Excerpts from a layout annotation set
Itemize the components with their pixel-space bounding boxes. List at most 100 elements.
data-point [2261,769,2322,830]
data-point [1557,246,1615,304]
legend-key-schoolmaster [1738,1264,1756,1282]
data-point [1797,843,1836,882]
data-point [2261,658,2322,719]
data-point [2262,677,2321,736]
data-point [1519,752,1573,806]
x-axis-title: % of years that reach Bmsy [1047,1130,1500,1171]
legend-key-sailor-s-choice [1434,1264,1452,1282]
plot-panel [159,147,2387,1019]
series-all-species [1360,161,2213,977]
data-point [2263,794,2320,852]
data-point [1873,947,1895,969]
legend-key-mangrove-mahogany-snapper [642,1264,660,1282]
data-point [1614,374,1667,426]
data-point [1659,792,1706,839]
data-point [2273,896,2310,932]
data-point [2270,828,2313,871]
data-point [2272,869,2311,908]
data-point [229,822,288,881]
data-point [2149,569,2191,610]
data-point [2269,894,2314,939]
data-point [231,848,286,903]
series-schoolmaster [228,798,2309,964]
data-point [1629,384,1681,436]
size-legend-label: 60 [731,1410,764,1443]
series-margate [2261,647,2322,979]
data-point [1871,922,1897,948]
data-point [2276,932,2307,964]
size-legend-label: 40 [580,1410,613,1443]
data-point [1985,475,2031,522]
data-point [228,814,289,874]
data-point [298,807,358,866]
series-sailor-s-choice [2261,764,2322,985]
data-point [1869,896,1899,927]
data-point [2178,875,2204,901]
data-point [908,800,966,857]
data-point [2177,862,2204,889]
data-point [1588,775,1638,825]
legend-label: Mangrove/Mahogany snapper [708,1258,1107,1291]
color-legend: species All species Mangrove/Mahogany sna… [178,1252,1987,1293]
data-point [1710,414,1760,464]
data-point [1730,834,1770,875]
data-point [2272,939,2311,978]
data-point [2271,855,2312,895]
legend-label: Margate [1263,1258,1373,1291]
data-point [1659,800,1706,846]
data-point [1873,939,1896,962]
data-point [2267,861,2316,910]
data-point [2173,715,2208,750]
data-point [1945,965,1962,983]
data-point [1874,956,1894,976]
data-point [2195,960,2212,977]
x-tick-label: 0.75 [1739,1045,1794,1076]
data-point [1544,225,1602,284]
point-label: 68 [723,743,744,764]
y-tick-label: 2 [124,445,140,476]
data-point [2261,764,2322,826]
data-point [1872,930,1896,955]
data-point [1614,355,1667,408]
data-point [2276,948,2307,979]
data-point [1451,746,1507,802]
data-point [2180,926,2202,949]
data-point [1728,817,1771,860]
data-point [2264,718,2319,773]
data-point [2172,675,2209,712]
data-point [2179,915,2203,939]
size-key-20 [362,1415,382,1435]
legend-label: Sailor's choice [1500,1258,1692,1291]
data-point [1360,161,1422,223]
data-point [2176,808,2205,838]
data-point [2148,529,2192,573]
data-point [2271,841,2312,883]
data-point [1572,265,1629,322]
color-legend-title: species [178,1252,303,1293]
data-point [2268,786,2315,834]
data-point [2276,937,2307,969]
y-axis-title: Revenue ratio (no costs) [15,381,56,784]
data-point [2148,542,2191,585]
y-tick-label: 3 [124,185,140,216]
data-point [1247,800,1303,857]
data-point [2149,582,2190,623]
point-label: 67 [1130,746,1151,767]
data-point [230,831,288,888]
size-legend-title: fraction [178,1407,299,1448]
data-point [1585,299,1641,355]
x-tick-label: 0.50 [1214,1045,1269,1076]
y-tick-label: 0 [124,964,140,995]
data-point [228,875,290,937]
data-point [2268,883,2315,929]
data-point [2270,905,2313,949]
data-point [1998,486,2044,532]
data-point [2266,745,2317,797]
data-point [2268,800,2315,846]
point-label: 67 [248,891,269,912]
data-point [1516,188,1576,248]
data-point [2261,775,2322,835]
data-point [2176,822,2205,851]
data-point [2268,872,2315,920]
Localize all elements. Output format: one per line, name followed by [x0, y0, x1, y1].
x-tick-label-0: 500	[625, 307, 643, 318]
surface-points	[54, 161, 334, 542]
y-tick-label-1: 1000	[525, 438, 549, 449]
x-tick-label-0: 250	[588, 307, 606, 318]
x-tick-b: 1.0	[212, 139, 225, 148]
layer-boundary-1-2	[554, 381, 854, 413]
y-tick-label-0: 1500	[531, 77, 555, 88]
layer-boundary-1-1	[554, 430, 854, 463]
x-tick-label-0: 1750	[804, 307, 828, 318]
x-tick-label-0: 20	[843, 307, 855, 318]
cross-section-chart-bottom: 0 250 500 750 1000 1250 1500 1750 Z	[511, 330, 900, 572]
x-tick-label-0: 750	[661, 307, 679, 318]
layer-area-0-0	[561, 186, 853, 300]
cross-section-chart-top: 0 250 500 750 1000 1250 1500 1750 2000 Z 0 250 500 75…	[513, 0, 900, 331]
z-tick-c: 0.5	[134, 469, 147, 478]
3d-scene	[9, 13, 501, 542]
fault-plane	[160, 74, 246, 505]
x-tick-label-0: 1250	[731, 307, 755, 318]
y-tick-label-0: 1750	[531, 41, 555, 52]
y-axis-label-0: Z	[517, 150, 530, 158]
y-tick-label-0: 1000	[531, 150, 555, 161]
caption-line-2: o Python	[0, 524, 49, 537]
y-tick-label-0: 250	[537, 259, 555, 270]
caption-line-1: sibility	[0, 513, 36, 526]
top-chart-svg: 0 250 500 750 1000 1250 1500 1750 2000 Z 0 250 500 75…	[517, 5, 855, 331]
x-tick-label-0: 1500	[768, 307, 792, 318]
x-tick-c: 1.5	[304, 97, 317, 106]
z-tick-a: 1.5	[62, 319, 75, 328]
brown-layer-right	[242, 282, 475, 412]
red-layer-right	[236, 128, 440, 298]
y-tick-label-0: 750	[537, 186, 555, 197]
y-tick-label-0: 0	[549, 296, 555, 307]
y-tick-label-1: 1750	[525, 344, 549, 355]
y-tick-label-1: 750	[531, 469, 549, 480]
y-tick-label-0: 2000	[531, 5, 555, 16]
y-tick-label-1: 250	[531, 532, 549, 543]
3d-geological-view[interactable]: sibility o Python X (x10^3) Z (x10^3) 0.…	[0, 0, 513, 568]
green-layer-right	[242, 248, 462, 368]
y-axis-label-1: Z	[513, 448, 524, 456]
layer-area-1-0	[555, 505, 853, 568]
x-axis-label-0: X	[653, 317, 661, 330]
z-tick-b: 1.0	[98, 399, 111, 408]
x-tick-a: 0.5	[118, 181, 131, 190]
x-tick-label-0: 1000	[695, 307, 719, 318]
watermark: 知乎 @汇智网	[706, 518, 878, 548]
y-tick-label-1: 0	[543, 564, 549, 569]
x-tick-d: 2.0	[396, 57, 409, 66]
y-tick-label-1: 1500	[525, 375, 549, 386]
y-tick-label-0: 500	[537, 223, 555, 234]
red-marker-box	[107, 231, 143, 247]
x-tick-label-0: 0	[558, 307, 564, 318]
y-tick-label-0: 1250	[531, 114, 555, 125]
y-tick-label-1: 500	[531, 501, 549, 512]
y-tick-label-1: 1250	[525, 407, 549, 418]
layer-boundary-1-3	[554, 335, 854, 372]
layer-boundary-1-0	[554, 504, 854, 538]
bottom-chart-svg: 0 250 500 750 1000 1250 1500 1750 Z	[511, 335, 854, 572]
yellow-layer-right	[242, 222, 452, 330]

▶ **EXERCISE GOAL**
Arrange every line of the entries above as a Markdown table with the columns Row and Line. Number the rows in order, and omit blank lines.

▶ **COMPLETE ANSWER**
| Row | Line |
|---|---|
| 1 | Itemize the components with their pixel-space bounding boxes. List at most 100 elements. |
| 2 | data-point [2261,769,2322,830] |
| 3 | data-point [1557,246,1615,304] |
| 4 | legend-key-schoolmaster [1738,1264,1756,1282] |
| 5 | data-point [1797,843,1836,882] |
| 6 | data-point [2261,658,2322,719] |
| 7 | data-point [2262,677,2321,736] |
| 8 | data-point [1519,752,1573,806] |
| 9 | x-axis-title: % of years that reach Bmsy [1047,1130,1500,1171] |
| 10 | legend-key-sailor-s-choice [1434,1264,1452,1282] |
| 11 | plot-panel [159,147,2387,1019] |
| 12 | series-all-species [1360,161,2213,977] |
| 13 | data-point [2263,794,2320,852] |
| 14 | data-point [1873,947,1895,969] |
| 15 | legend-key-mangrove-mahogany-snapper [642,1264,660,1282] |
| 16 | data-point [1614,374,1667,426] |
| 17 | data-point [1659,792,1706,839] |
| 18 | data-point [2273,896,2310,932] |
| 19 | data-point [2270,828,2313,871] |
| 20 | data-point [2272,869,2311,908] |
| 21 | data-point [229,822,288,881] |
| 22 | data-point [2149,569,2191,610] |
| 23 | data-point [2269,894,2314,939] |
| 24 | data-point [231,848,286,903] |
| 25 | series-schoolmaster [228,798,2309,964] |
| 26 | data-point [1629,384,1681,436] |
| 27 | size-legend-label: 60 [731,1410,764,1443] |
| 28 | series-margate [2261,647,2322,979] |
| 29 | data-point [1871,922,1897,948] |
| 30 | data-point [2276,932,2307,964] |
| 31 | size-legend-label: 40 [580,1410,613,1443] |
| 32 | data-point [1985,475,2031,522] |
| 33 | data-point [228,814,289,874] |
| 34 | data-point [298,807,358,866] |
| 35 | series-sailor-s-choice [2261,764,2322,985] |
| 36 | data-point [1869,896,1899,927] |
| 37 | data-point [2178,875,2204,901] |
| 38 | data-point [908,800,966,857] |
| 39 | data-point [2177,862,2204,889] |
| 40 | data-point [1588,775,1638,825] |
| 41 | legend-label: Mangrove/Mahogany snapper [708,1258,1107,1291] |
| 42 | color-legend: species All species Mangrove/Mahogany sna… [178,1252,1987,1293] |
| 43 | data-point [1710,414,1760,464] |
| 44 | data-point [1730,834,1770,875] |
| 45 | data-point [2272,939,2311,978] |
| 46 | data-point [2271,855,2312,895] |
| 47 | legend-label: Margate [1263,1258,1373,1291] |
| 48 | data-point [1659,800,1706,846] |
| 49 | data-point [1873,939,1896,962] |
| 50 | data-point [2267,861,2316,910] |
| 51 | data-point [2173,715,2208,750] |
| 52 | data-point [1945,965,1962,983] |
| 53 | data-point [1874,956,1894,976] |
| 54 | data-point [2195,960,2212,977] |
| 55 | x-tick-label: 0.75 [1739,1045,1794,1076] |
| 56 | data-point [1544,225,1602,284] |
| 57 | point-label: 68 [723,743,744,764] |
| 58 | y-tick-label: 2 [124,445,140,476] |
| 59 | data-point [2261,764,2322,826] |
| 60 | data-point [1872,930,1896,955] |
| 61 | data-point [1614,355,1667,408] |
| 62 | data-point [2276,948,2307,979] |
| 63 | data-point [1451,746,1507,802] |
| 64 | data-point [2180,926,2202,949] |
| 65 | data-point [1728,817,1771,860] |
| 66 | data-point [2264,718,2319,773] |
| 67 | data-point [2172,675,2209,712] |
| 68 | data-point [2179,915,2203,939] |
| 69 | size-key-20 [362,1415,382,1435] |
| 70 | legend-label: Sailor's choice [1500,1258,1692,1291] |
| 71 | data-point [1360,161,1422,223] |
| 72 | data-point [2176,808,2205,838] |
| 73 | data-point [2148,529,2192,573] |
| 74 | data-point [2271,841,2312,883] |
| 75 | data-point [1572,265,1629,322] |
| 76 | color-legend-title: species [178,1252,303,1293] |
| 77 | data-point [2268,786,2315,834] |
| 78 | data-point [2276,937,2307,969] |
| 79 | y-axis-title: Revenue ratio (no costs) [15,381,56,784] |
| 80 | data-point [2148,542,2191,585] |
| 81 | y-tick-label: 3 [124,185,140,216] |
| 82 | data-point [1247,800,1303,857] |
| 83 | data-point [2149,582,2190,623] |
| 84 | point-label: 67 [1130,746,1151,767] |
| 85 | data-point [230,831,288,888] |
| 86 | size-legend-title: fraction [178,1407,299,1448] |
| 87 | data-point [1585,299,1641,355] |
| 88 | x-tick-label: 0.50 [1214,1045,1269,1076] |
| 89 | y-tick-label: 0 [124,964,140,995] |
| 90 | data-point [228,875,290,937] |
| 91 | data-point [2268,883,2315,929] |
| 92 | data-point [2270,905,2313,949] |
| 93 | data-point [1998,486,2044,532] |
| 94 | data-point [2266,745,2317,797] |
| 95 | data-point [2268,800,2315,846] |
| 96 | point-label: 67 [248,891,269,912] |
| 97 | data-point [1516,188,1576,248] |
| 98 | data-point [2261,775,2322,835] |
| 99 | data-point [2176,822,2205,851] |
| 100 | data-point [2268,872,2315,920] |
| 101 | Localize all elements. Output format: one per line, name followed by [x0, y0, x1, y1]. |
| 102 | x-tick-label-0: 500	[625, 307, 643, 318] |
| 103 | surface-points	[54, 161, 334, 542] |
| 104 | y-tick-label-1: 1000	[525, 438, 549, 449] |
| 105 | x-tick-label-0: 250	[588, 307, 606, 318] |
| 106 | x-tick-b: 1.0	[212, 139, 225, 148] |
| 107 | layer-boundary-1-2	[554, 381, 854, 413] |
| 108 | y-tick-label-0: 1500	[531, 77, 555, 88] |
| 109 | layer-boundary-1-1	[554, 430, 854, 463] |
| 110 | x-tick-label-0: 1750	[804, 307, 828, 318] |
| 111 | x-tick-label-0: 20	[843, 307, 855, 318] |
| 112 | cross-section-chart-bottom: 0 250 500 750 1000 1250 1500 1750 Z	[511, 330, 900, 572] |
| 113 | x-tick-label-0: 750	[661, 307, 679, 318] |
| 114 | layer-area-0-0	[561, 186, 853, 300] |
| 115 | cross-section-chart-top: 0 250 500 750 1000 1250 1500 1750 2000 Z 0 250 500 75…	[513, 0, 900, 331] |
| 116 | z-tick-c: 0.5	[134, 469, 147, 478] |
| 117 | 3d-scene	[9, 13, 501, 542] |
| 118 | fault-plane	[160, 74, 246, 505] |
| 119 | x-tick-label-0: 1250	[731, 307, 755, 318] |
| 120 | y-tick-label-0: 1750	[531, 41, 555, 52] |
| 121 | y-axis-label-0: Z	[517, 150, 530, 158] |
| 122 | y-tick-label-0: 1000	[531, 150, 555, 161] |
| 123 | caption-line-2: o Python	[0, 524, 49, 537] |
| 124 | y-tick-label-0: 250	[537, 259, 555, 270] |
| 125 | caption-line-1: sibility	[0, 513, 36, 526] |
| 126 | top-chart-svg: 0 250 500 750 1000 1250 1500 1750 2000 Z 0 250 500 75…	[517, 5, 855, 331] |
| 127 | x-tick-label-0: 1500	[768, 307, 792, 318] |
| 128 | x-tick-c: 1.5	[304, 97, 317, 106] |
| 129 | z-tick-a: 1.5	[62, 319, 75, 328] |
| 130 | brown-layer-right	[242, 282, 475, 412] |
| 131 | red-layer-right	[236, 128, 440, 298] |
| 132 | y-tick-label-0: 750	[537, 186, 555, 197] |
| 133 | y-tick-label-0: 0	[549, 296, 555, 307] |
| 134 | y-tick-label-1: 1750	[525, 344, 549, 355] |
| 135 | y-tick-label-1: 750	[531, 469, 549, 480] |
| 136 | y-tick-label-0: 2000	[531, 5, 555, 16] |
| 137 | y-tick-label-1: 250	[531, 532, 549, 543] |
| 138 | 3d-geological-view[interactable]: sibility o Python X (x10^3) Z (x10^3) 0.…	[0, 0, 513, 568] |
| 139 | green-layer-right	[242, 248, 462, 368] |
| 140 | y-axis-label-1: Z	[513, 448, 524, 456] |
| 141 | layer-area-1-0	[555, 505, 853, 568] |
| 142 | x-axis-label-0: X	[653, 317, 661, 330] |
| 143 | z-tick-b: 1.0	[98, 399, 111, 408] |
| 144 | x-tick-a: 0.5	[118, 181, 131, 190] |
| 145 | x-tick-label-0: 1000	[695, 307, 719, 318] |
| 146 | watermark: 知乎 @汇智网	[706, 518, 878, 548] |
| 147 | y-tick-label-1: 0	[543, 564, 549, 569] |
| 148 | x-tick-d: 2.0	[396, 57, 409, 66] |
| 149 | y-tick-label-1: 1500	[525, 375, 549, 386] |
| 150 | y-tick-label-0: 500	[537, 223, 555, 234] |
| 151 | red-marker-box	[107, 231, 143, 247] |
| 152 | x-tick-label-0: 0	[558, 307, 564, 318] |
| 153 | y-tick-label-0: 1250	[531, 114, 555, 125] |
| 154 | y-tick-label-1: 500	[531, 501, 549, 512] |
| 155 | y-tick-label-1: 1250	[525, 407, 549, 418] |
| 156 | layer-boundary-1-3	[554, 335, 854, 372] |
| 157 | layer-boundary-1-0	[554, 504, 854, 538] |
| 158 | bottom-chart-svg: 0 250 500 750 1000 1250 1500 1750 Z	[511, 335, 854, 572] |
| 159 | yellow-layer-right	[242, 222, 452, 330] |